### What the exercise asks
Arrange each line of the items below as a numbered list, leaving out any blank lines.

### Material provided
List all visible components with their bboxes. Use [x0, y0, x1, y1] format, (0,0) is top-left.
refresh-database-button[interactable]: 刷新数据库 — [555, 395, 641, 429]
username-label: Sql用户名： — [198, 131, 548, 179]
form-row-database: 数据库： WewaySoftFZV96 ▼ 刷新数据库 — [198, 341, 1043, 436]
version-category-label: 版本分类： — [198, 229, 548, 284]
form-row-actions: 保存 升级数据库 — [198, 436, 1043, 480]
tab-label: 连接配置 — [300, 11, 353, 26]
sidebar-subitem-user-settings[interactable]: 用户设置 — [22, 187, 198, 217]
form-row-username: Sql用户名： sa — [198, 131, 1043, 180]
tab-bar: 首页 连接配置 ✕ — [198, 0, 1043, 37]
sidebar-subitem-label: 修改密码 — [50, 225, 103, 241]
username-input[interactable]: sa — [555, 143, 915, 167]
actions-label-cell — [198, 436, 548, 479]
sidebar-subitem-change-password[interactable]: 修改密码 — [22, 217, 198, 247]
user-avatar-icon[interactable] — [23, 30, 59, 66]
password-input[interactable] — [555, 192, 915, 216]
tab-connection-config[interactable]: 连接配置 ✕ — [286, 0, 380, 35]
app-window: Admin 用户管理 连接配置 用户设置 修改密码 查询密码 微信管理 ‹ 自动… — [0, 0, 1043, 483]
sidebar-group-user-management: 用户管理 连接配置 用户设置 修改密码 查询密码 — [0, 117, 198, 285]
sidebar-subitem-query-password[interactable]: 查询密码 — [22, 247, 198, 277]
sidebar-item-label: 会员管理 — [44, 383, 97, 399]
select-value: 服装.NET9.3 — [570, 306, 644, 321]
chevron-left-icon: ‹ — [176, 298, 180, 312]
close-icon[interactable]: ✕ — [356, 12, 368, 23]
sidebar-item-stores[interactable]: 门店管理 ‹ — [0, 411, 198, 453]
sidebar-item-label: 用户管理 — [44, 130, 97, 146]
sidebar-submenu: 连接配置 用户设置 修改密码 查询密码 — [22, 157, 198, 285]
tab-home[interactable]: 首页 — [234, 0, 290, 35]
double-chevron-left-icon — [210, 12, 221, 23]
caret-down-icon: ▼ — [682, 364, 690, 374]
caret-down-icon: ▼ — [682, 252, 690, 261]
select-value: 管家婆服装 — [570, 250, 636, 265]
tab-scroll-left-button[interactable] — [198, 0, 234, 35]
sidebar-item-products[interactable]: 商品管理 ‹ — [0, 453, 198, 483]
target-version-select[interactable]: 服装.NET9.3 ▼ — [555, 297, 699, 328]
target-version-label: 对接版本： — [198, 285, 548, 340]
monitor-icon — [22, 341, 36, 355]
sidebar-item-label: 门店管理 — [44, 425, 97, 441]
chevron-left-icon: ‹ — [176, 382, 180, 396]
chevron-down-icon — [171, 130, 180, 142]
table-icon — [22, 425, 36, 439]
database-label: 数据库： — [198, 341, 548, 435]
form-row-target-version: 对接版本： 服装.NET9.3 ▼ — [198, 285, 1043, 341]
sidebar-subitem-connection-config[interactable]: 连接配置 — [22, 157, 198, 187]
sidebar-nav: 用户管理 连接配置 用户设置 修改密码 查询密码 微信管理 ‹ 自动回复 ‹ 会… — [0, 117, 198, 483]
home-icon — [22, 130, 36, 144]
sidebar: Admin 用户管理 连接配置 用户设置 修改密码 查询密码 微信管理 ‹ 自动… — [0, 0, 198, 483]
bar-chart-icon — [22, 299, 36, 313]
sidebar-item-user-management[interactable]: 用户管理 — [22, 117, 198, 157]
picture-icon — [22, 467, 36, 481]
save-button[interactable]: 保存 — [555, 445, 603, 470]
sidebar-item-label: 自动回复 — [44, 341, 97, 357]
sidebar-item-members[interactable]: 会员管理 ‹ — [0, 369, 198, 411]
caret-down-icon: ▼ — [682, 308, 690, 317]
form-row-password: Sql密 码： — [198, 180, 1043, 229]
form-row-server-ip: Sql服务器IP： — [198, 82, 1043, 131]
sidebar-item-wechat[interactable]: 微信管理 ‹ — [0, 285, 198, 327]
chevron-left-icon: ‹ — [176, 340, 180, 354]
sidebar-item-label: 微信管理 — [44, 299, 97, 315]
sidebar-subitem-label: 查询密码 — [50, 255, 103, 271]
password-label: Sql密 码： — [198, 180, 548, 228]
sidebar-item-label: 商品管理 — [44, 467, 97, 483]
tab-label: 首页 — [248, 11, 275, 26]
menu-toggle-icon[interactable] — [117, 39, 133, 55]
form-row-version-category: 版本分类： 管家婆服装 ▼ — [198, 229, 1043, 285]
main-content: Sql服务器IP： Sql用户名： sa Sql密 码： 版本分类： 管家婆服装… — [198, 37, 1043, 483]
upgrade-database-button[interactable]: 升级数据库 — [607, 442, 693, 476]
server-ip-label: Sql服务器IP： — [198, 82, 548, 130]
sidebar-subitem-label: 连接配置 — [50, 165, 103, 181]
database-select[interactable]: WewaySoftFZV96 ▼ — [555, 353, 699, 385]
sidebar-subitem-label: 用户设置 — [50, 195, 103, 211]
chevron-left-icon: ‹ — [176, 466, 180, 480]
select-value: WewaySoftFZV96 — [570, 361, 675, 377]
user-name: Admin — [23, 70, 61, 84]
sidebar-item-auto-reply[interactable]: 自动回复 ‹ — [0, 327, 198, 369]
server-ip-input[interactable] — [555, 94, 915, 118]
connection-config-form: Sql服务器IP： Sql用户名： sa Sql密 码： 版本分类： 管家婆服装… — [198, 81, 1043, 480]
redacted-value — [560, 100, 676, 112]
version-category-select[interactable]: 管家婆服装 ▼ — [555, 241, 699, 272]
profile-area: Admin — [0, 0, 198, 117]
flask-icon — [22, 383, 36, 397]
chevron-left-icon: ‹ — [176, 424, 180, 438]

### Finished task
1. List all visible components with their bboxes. Use [x0, y0, x1, y1] format, (0,0) is top-left.
2. refresh-database-button[interactable]: 刷新数据库 — [555, 395, 641, 429]
3. username-label: Sql用户名： — [198, 131, 548, 179]
4. form-row-database: 数据库： WewaySoftFZV96 ▼ 刷新数据库 — [198, 341, 1043, 436]
5. version-category-label: 版本分类： — [198, 229, 548, 284]
6. form-row-actions: 保存 升级数据库 — [198, 436, 1043, 480]
7. tab-label: 连接配置 — [300, 11, 353, 26]
8. sidebar-subitem-user-settings[interactable]: 用户设置 — [22, 187, 198, 217]
9. form-row-username: Sql用户名： sa — [198, 131, 1043, 180]
10. tab-bar: 首页 连接配置 ✕ — [198, 0, 1043, 37]
11. sidebar-subitem-label: 修改密码 — [50, 225, 103, 241]
12. username-input[interactable]: sa — [555, 143, 915, 167]
13. actions-label-cell — [198, 436, 548, 479]
14. sidebar-subitem-change-password[interactable]: 修改密码 — [22, 217, 198, 247]
15. user-avatar-icon[interactable] — [23, 30, 59, 66]
16. password-input[interactable] — [555, 192, 915, 216]
17. tab-connection-config[interactable]: 连接配置 ✕ — [286, 0, 380, 35]
18. app-window: Admin 用户管理 连接配置 用户设置 修改密码 查询密码 微信管理 ‹ 自动… — [0, 0, 1043, 483]
19. sidebar-group-user-management: 用户管理 连接配置 用户设置 修改密码 查询密码 — [0, 117, 198, 285]
20. sidebar-subitem-query-password[interactable]: 查询密码 — [22, 247, 198, 277]
21. sidebar-item-label: 会员管理 — [44, 383, 97, 399]
22. select-value: 服装.NET9.3 — [570, 306, 644, 321]
23. chevron-left-icon: ‹ — [176, 298, 180, 312]
24. close-icon[interactable]: ✕ — [356, 12, 368, 23]
25. sidebar-item-stores[interactable]: 门店管理 ‹ — [0, 411, 198, 453]
26. sidebar-item-label: 用户管理 — [44, 130, 97, 146]
27. sidebar-submenu: 连接配置 用户设置 修改密码 查询密码 — [22, 157, 198, 285]
28. tab-home[interactable]: 首页 — [234, 0, 290, 35]
29. double-chevron-left-icon — [210, 12, 221, 23]
30. caret-down-icon: ▼ — [682, 364, 690, 374]
31. caret-down-icon: ▼ — [682, 252, 690, 261]
32. select-value: 管家婆服装 — [570, 250, 636, 265]
33. tab-scroll-left-button[interactable] — [198, 0, 234, 35]
34. sidebar-item-products[interactable]: 商品管理 ‹ — [0, 453, 198, 483]
35. target-version-select[interactable]: 服装.NET9.3 ▼ — [555, 297, 699, 328]
36. target-version-label: 对接版本： — [198, 285, 548, 340]
37. monitor-icon — [22, 341, 36, 355]
38. sidebar-item-label: 门店管理 — [44, 425, 97, 441]
39. chevron-left-icon: ‹ — [176, 382, 180, 396]
40. chevron-down-icon — [171, 130, 180, 142]
41. table-icon — [22, 425, 36, 439]
42. database-label: 数据库： — [198, 341, 548, 435]
43. form-row-target-version: 对接版本： 服装.NET9.3 ▼ — [198, 285, 1043, 341]
44. sidebar-subitem-connection-config[interactable]: 连接配置 — [22, 157, 198, 187]
45. sidebar-nav: 用户管理 连接配置 用户设置 修改密码 查询密码 微信管理 ‹ 自动回复 ‹ 会… — [0, 117, 198, 483]
46. home-icon — [22, 130, 36, 144]
47. sidebar: Admin 用户管理 连接配置 用户设置 修改密码 查询密码 微信管理 ‹ 自动… — [0, 0, 198, 483]
48. bar-chart-icon — [22, 299, 36, 313]
49. sidebar-item-user-management[interactable]: 用户管理 — [22, 117, 198, 157]
50. picture-icon — [22, 467, 36, 481]
51. save-button[interactable]: 保存 — [555, 445, 603, 470]
52. sidebar-item-label: 自动回复 — [44, 341, 97, 357]
53. sidebar-item-members[interactable]: 会员管理 ‹ — [0, 369, 198, 411]
54. caret-down-icon: ▼ — [682, 308, 690, 317]
55. form-row-password: Sql密 码： — [198, 180, 1043, 229]
56. form-row-server-ip: Sql服务器IP： — [198, 82, 1043, 131]
57. sidebar-item-wechat[interactable]: 微信管理 ‹ — [0, 285, 198, 327]
58. chevron-left-icon: ‹ — [176, 340, 180, 354]
59. sidebar-item-label: 微信管理 — [44, 299, 97, 315]
60. sidebar-subitem-label: 查询密码 — [50, 255, 103, 271]
61. password-label: Sql密 码： — [198, 180, 548, 228]
62. sidebar-item-label: 商品管理 — [44, 467, 97, 483]
63. tab-label: 首页 — [248, 11, 275, 26]
64. menu-toggle-icon[interactable] — [117, 39, 133, 55]
65. form-row-version-category: 版本分类： 管家婆服装 ▼ — [198, 229, 1043, 285]
66. main-content: Sql服务器IP： Sql用户名： sa Sql密 码： 版本分类： 管家婆服装… — [198, 37, 1043, 483]
67. upgrade-database-button[interactable]: 升级数据库 — [607, 442, 693, 476]
68. server-ip-label: Sql服务器IP： — [198, 82, 548, 130]
69. sidebar-subitem-label: 连接配置 — [50, 165, 103, 181]
70. database-select[interactable]: WewaySoftFZV96 ▼ — [555, 353, 699, 385]
71. sidebar-subitem-label: 用户设置 — [50, 195, 103, 211]
72. chevron-left-icon: ‹ — [176, 466, 180, 480]
73. select-value: WewaySoftFZV96 — [570, 361, 675, 377]
74. user-name: Admin — [23, 70, 61, 84]
75. sidebar-item-auto-reply[interactable]: 自动回复 ‹ — [0, 327, 198, 369]
76. server-ip-input[interactable] — [555, 94, 915, 118]
77. connection-config-form: Sql服务器IP： Sql用户名： sa Sql密 码： 版本分类： 管家婆服装… — [198, 81, 1043, 480]
78. redacted-value — [560, 100, 676, 112]
79. version-category-select[interactable]: 管家婆服装 ▼ — [555, 241, 699, 272]
80. profile-area: Admin — [0, 0, 198, 117]
81. flask-icon — [22, 383, 36, 397]
82. chevron-left-icon: ‹ — [176, 424, 180, 438]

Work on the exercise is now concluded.